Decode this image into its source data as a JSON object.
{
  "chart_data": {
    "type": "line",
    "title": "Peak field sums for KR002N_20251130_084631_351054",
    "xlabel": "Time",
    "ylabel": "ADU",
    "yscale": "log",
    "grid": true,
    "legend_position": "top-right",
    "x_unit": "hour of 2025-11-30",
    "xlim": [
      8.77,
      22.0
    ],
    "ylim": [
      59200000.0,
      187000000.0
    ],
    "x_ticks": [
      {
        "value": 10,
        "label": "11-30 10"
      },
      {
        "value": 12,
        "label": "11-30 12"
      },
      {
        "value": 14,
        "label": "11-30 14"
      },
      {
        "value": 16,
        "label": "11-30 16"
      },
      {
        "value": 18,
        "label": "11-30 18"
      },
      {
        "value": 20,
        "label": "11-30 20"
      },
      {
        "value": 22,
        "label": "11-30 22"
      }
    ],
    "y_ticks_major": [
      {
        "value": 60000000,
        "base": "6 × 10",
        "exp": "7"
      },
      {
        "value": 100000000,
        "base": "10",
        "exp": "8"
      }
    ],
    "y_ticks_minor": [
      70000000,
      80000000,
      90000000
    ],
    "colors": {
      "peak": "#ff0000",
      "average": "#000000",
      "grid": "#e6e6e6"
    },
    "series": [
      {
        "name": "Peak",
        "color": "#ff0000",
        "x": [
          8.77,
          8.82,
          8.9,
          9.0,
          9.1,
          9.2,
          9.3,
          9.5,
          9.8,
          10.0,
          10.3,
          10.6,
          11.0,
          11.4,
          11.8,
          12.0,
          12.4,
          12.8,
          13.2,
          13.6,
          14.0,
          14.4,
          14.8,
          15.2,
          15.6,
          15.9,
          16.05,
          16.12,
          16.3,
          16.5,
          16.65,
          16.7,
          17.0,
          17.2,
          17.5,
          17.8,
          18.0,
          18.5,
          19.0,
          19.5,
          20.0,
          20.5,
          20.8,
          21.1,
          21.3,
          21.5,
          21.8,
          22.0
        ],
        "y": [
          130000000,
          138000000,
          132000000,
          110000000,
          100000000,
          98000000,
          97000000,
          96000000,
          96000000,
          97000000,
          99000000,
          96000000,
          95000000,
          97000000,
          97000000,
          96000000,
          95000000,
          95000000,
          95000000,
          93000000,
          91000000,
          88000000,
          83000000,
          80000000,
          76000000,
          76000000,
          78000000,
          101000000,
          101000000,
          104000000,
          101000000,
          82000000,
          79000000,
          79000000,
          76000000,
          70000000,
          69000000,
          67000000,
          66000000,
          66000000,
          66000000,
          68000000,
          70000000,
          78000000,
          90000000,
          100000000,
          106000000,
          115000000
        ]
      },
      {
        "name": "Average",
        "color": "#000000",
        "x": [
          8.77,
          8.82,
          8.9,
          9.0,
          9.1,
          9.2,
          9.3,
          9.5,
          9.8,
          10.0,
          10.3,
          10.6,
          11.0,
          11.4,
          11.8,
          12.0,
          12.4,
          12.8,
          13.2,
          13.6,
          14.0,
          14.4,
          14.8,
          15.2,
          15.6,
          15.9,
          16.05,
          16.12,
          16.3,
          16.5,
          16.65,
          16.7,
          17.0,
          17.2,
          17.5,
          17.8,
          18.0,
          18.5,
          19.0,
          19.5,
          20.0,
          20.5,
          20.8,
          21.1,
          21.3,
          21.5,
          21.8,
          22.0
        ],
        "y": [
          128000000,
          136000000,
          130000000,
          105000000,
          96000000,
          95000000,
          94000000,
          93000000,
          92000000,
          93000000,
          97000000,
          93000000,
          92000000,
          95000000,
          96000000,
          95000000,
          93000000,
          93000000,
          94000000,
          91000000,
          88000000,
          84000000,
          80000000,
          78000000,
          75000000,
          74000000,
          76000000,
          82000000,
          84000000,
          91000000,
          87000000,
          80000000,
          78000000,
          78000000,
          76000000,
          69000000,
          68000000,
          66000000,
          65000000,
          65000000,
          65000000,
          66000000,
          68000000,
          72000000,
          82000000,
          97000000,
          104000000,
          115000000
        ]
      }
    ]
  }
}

○ ○ ○ ○ ○ ○ ○

▶ **Given request**: Set all of the records down again, exactly as they stand.

▶ **Result of this exercise**:
Decode this image into its source data as a JSON object.
{
  "chart_data": {
    "type": "line",
    "title": "Peak field sums for KR002N_20251130_084631_351054",
    "xlabel": "Time",
    "ylabel": "ADU",
    "yscale": "log",
    "grid": true,
    "legend_position": "top-right",
    "x_unit": "hour of 2025-11-30",
    "xlim": [
      8.77,
      22.0
    ],
    "ylim": [
      59200000.0,
      187000000.0
    ],
    "x_ticks": [
      {
        "value": 10,
        "label": "11-30 10"
      },
      {
        "value": 12,
        "label": "11-30 12"
      },
      {
        "value": 14,
        "label": "11-30 14"
      },
      {
        "value": 16,
        "label": "11-30 16"
      },
      {
        "value": 18,
        "label": "11-30 18"
      },
      {
        "value": 20,
        "label": "11-30 20"
      },
      {
        "value": 22,
        "label": "11-30 22"
      }
    ],
    "y_ticks_major": [
      {
        "value": 60000000,
        "base": "6 × 10",
        "exp": "7"
      },
      {
        "value": 100000000,
        "base": "10",
        "exp": "8"
      }
    ],
    "y_ticks_minor": [
      70000000,
      80000000,
      90000000
    ],
    "colors": {
      "peak": "#ff0000",
      "average": "#000000",
      "grid": "#e6e6e6"
    },
    "series": [
      {
        "name": "Peak",
        "color": "#ff0000",
        "x": [
          8.77,
          8.82,
          8.9,
          9.0,
          9.1,
          9.2,
          9.3,
          9.5,
          9.8,
          10.0,
          10.3,
          10.6,
          11.0,
          11.4,
          11.8,
          12.0,
          12.4,
          12.8,
          13.2,
          13.6,
          14.0,
          14.4,
          14.8,
          15.2,
          15.6,
          15.9,
          16.05,
          16.12,
          16.3,
          16.5,
          16.65,
          16.7,
          17.0,
          17.2,
          17.5,
          17.8,
          18.0,
          18.5,
          19.0,
          19.5,
          20.0,
          20.5,
          20.8,
          21.1,
          21.3,
          21.5,
          21.8,
          22.0
        ],
        "y": [
          130000000,
          138000000,
          132000000,
          110000000,
          100000000,
          98000000,
          97000000,
          96000000,
          96000000,
          97000000,
          99000000,
          96000000,
          95000000,
          97000000,
          97000000,
          96000000,
          95000000,
          95000000,
          95000000,
          93000000,
          91000000,
          88000000,
          83000000,
          80000000,
          76000000,
          76000000,
          78000000,
          101000000,
          101000000,
          104000000,
          101000000,
          82000000,
          79000000,
          79000000,
          76000000,
          70000000,
          69000000,
          67000000,
          66000000,
          66000000,
          66000000,
          68000000,
          70000000,
          78000000,
          90000000,
          100000000,
          106000000,
          115000000
        ]
      },
      {
        "name": "Average",
        "color": "#000000",
        "x": [
          8.77,
          8.82,
          8.9,
          9.0,
          9.1,
          9.2,
          9.3,
          9.5,
          9.8,
          10.0,
          10.3,
          10.6,
          11.0,
          11.4,
          11.8,
          12.0,
          12.4,
          12.8,
          13.2,
          13.6,
          14.0,
          14.4,
          14.8,
          15.2,
          15.6,
          15.9,
          16.05,
          16.12,
          16.3,
          16.5,
          16.65,
          16.7,
          17.0,
          17.2,
          17.5,
          17.8,
          18.0,
          18.5,
          19.0,
          19.5,
          20.0,
          20.5,
          20.8,
          21.1,
          21.3,
          21.5,
          21.8,
          22.0
        ],
        "y": [
          128000000,
          136000000,
          130000000,
          105000000,
          96000000,
          95000000,
          94000000,
          93000000,
          92000000,
          93000000,
          97000000,
          93000000,
          92000000,
          95000000,
          96000000,
          95000000,
          93000000,
          93000000,
          94000000,
          91000000,
          88000000,
          84000000,
          80000000,
          78000000,
          75000000,
          74000000,
          76000000,
          82000000,
          84000000,
          91000000,
          87000000,
          80000000,
          78000000,
          78000000,
          76000000,
          69000000,
          68000000,
          66000000,
          65000000,
          65000000,
          65000000,
          66000000,
          68000000,
          72000000,
          82000000,
          97000000,
          104000000,
          115000000
        ]
      }
    ]
  }
}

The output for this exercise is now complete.